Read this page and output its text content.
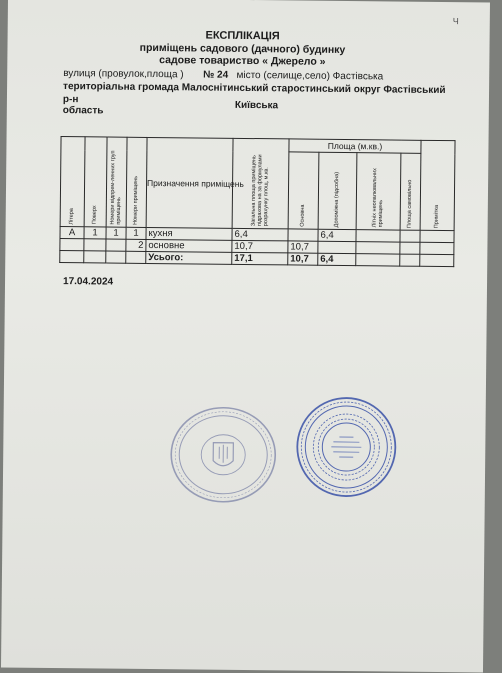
Ч
ЕКСПЛІКАЦІЯ
приміщень садового (дачного) будинку
садове товариство « Джерело »
вулиця (провулок,площа ) № 24 місто (селище,село) Фастівська
територіальна громада Малоснітинський старостинський округ Фастівський
р-н
область	Київська
Літера	Поверх	Номери відпрем-ленних груп приміщень	Номери приміщень	Призначення приміщень	Загальна площа приміщень підрахова на за формулами розрахунку площ, м.кв.	Площа (м.кв.)				Примітка

						Основна	Допоміжна (підсобна)	Літніх неопалювальних приміщень	Площа самовільно	

А	1	1	1	кухня	6,4		6,4			
			2	основне	10,7	10,7				
				Усього:	17,1	10,7	6,4			
17.04.2024
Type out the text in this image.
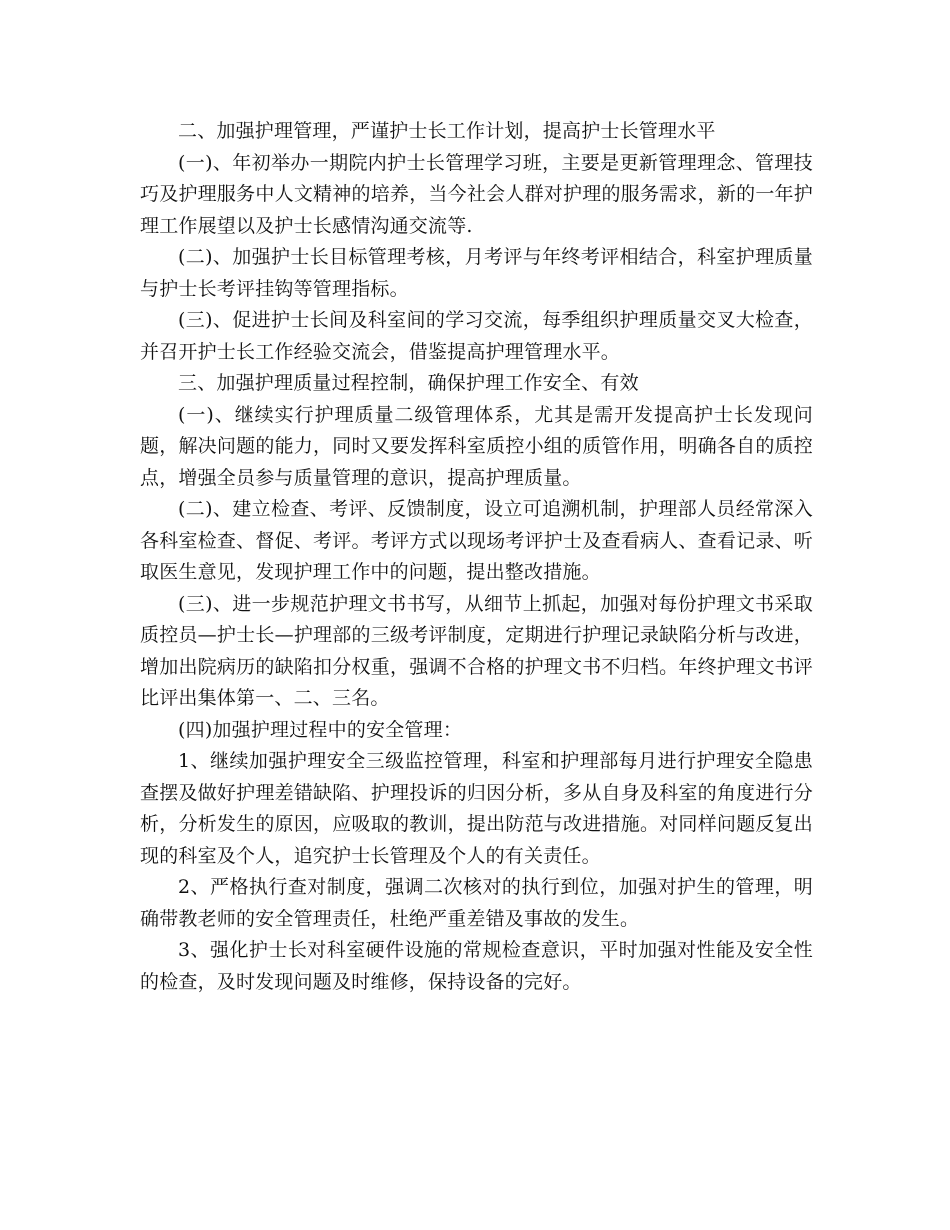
二、加强护理管理，严谨护士长工作计划，提高护士长管理水平

(一)、年初举办一期院内护士长管理学习班，主要是更新管理理念、管理技巧及护理服务中人文精神的培养，当今社会人群对护理的服务需求，新的一年护理工作展望以及护士长感情沟通交流等.

(二)、加强护士长目标管理考核，月考评与年终考评相结合，科室护理质量与护士长考评挂钩等管理指标。

(三)、促进护士长间及科室间的学习交流，每季组织护理质量交叉大检查，并召开护士长工作经验交流会，借鉴提高护理管理水平。

三、加强护理质量过程控制，确保护理工作安全、有效

(一)、继续实行护理质量二级管理体系，尤其是需开发提高护士长发现问题，解决问题的能力，同时又要发挥科室质控小组的质管作用，明确各自的质控点，增强全员参与质量管理的意识，提高护理质量。

(二)、建立检查、考评、反馈制度，设立可追溯机制，护理部人员经常深入各科室检查、督促、考评。考评方式以现场考评护士及查看病人、查看记录、听取医生意见，发现护理工作中的问题，提出整改措施。

(三)、进一步规范护理文书书写，从细节上抓起，加强对每份护理文书采取质控员—护士长—护理部的三级考评制度，定期进行护理记录缺陷分析与改进，增加出院病历的缺陷扣分权重，强调不合格的护理文书不归档。年终护理文书评比评出集体第一、二、三名。

(四)加强护理过程中的安全管理：

1、继续加强护理安全三级监控管理，科室和护理部每月进行护理安全隐患查摆及做好护理差错缺陷、护理投诉的归因分析，多从自身及科室的角度进行分析，分析发生的原因，应吸取的教训，提出防范与改进措施。对同样问题反复出现的科室及个人，追究护士长管理及个人的有关责任。

2、严格执行查对制度，强调二次核对的执行到位，加强对护生的管理，明确带教老师的安全管理责任，杜绝严重差错及事故的发生。

3、强化护士长对科室硬件设施的常规检查意识，平时加强对性能及安全性的检查，及时发现问题及时维修，保持设备的完好。
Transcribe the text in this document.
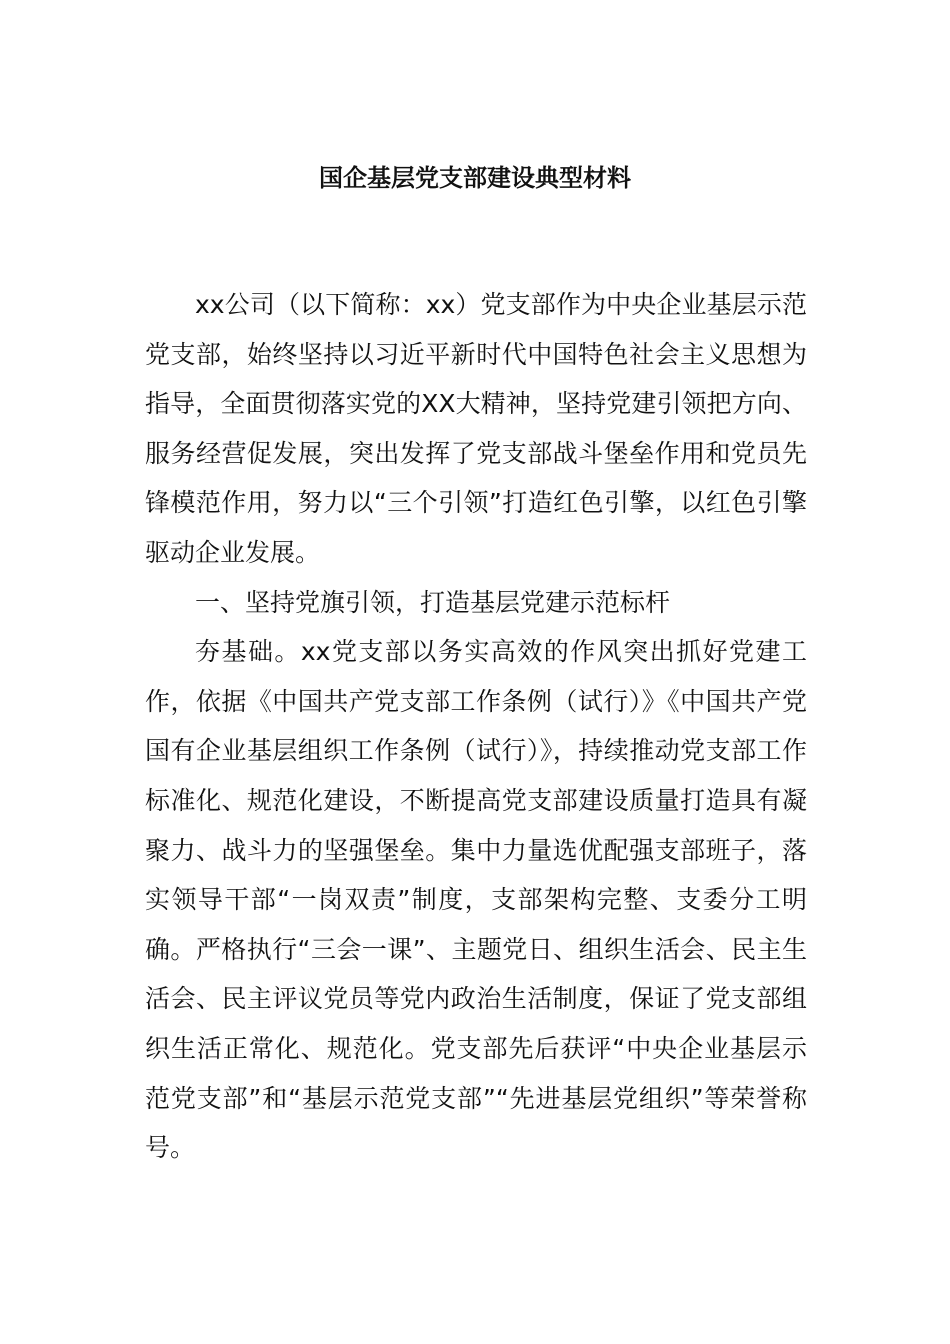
国企基层党支部建设典型材料

xx公司（以下简称：xx）党支部作为中央企业基层示范党支部，始终坚持以习近平新时代中国特色社会主义思想为指导，全面贯彻落实党的XX大精神，坚持党建引领把方向、服务经营促发展，突出发挥了党支部战斗堡垒作用和党员先锋模范作用，努力以“三个引领”打造红色引擎，以红色引擎驱动企业发展。

一、坚持党旗引领，打造基层党建示范标杆

夯基础。xx党支部以务实高效的作风突出抓好党建工作，依据《中国共产党支部工作条例（试行）》《中国共产党国有企业基层组织工作条例（试行）》，持续推动党支部工作标准化、规范化建设，不断提高党支部建设质量打造具有凝聚力、战斗力的坚强堡垒。集中力量选优配强支部班子，落实领导干部“一岗双责”制度，支部架构完整、支委分工明确。严格执行“三会一课”、主题党日、组织生活会、民主生活会、民主评议党员等党内政治生活制度，保证了党支部组织生活正常化、规范化。党支部先后获评“中央企业基层示范党支部”和“基层示范党支部”“先进基层党组织”等荣誉称号。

→ **Your goal**
Give every record again exactly, apart from the pictures, which stay out.

→ **Written solution**
Read this page and output its text content.
Ч
ЕКСПЛІКАЦІЯ
приміщень садового (дачного) будинку
садове товариство « Джерело »
вулиця (провулок,площа ) № 24 місто (селище,село) Фастівська
територіальна громада Малоснітинський старостинський округ Фастівський
р-н
область	Київська
Літера	Поверх	Номери відпрем-ленних груп приміщень	Номери приміщень	Призначення приміщень	Загальна площа приміщень підрахова на за формулами розрахунку площ, м.кв.	Площа (м.кв.)				Примітка

						Основна	Допоміжна (підсобна)	Літніх неопалювальних приміщень	Площа самовільно	

А	1	1	1	кухня	6,4		6,4			
			2	основне	10,7	10,7				
				Усього:	17,1	10,7	6,4			
17.04.2024
Type out the text in this image.
二、加强护理管理，严谨护士长工作计划，提高护士长管理水平

(一)、年初举办一期院内护士长管理学习班，主要是更新管理理念、管理技巧及护理服务中人文精神的培养，当今社会人群对护理的服务需求，新的一年护理工作展望以及护士长感情沟通交流等.

(二)、加强护士长目标管理考核，月考评与年终考评相结合，科室护理质量与护士长考评挂钩等管理指标。

(三)、促进护士长间及科室间的学习交流，每季组织护理质量交叉大检查，并召开护士长工作经验交流会，借鉴提高护理管理水平。

三、加强护理质量过程控制，确保护理工作安全、有效

(一)、继续实行护理质量二级管理体系，尤其是需开发提高护士长发现问题，解决问题的能力，同时又要发挥科室质控小组的质管作用，明确各自的质控点，增强全员参与质量管理的意识，提高护理质量。

(二)、建立检查、考评、反馈制度，设立可追溯机制，护理部人员经常深入各科室检查、督促、考评。考评方式以现场考评护士及查看病人、查看记录、听取医生意见，发现护理工作中的问题，提出整改措施。

(三)、进一步规范护理文书书写，从细节上抓起，加强对每份护理文书采取质控员—护士长—护理部的三级考评制度，定期进行护理记录缺陷分析与改进，增加出院病历的缺陷扣分权重，强调不合格的护理文书不归档。年终护理文书评比评出集体第一、二、三名。

(四)加强护理过程中的安全管理：

1、继续加强护理安全三级监控管理，科室和护理部每月进行护理安全隐患查摆及做好护理差错缺陷、护理投诉的归因分析，多从自身及科室的角度进行分析，分析发生的原因，应吸取的教训，提出防范与改进措施。对同样问题反复出现的科室及个人，追究护士长管理及个人的有关责任。

2、严格执行查对制度，强调二次核对的执行到位，加强对护生的管理，明确带教老师的安全管理责任，杜绝严重差错及事故的发生。

3、强化护士长对科室硬件设施的常规检查意识，平时加强对性能及安全性的检查，及时发现问题及时维修，保持设备的完好。
Transcribe the text in this document.
国企基层党支部建设典型材料

xx公司（以下简称：xx）党支部作为中央企业基层示范党支部，始终坚持以习近平新时代中国特色社会主义思想为指导，全面贯彻落实党的XX大精神，坚持党建引领把方向、服务经营促发展，突出发挥了党支部战斗堡垒作用和党员先锋模范作用，努力以“三个引领”打造红色引擎，以红色引擎驱动企业发展。

一、坚持党旗引领，打造基层党建示范标杆

夯基础。xx党支部以务实高效的作风突出抓好党建工作，依据《中国共产党支部工作条例（试行）》《中国共产党国有企业基层组织工作条例（试行）》，持续推动党支部工作标准化、规范化建设，不断提高党支部建设质量打造具有凝聚力、战斗力的坚强堡垒。集中力量选优配强支部班子，落实领导干部“一岗双责”制度，支部架构完整、支委分工明确。严格执行“三会一课”、主题党日、组织生活会、民主生活会、民主评议党员等党内政治生活制度，保证了党支部组织生活正常化、规范化。党支部先后获评“中央企业基层示范党支部”和“基层示范党支部”“先进基层党组织”等荣誉称号。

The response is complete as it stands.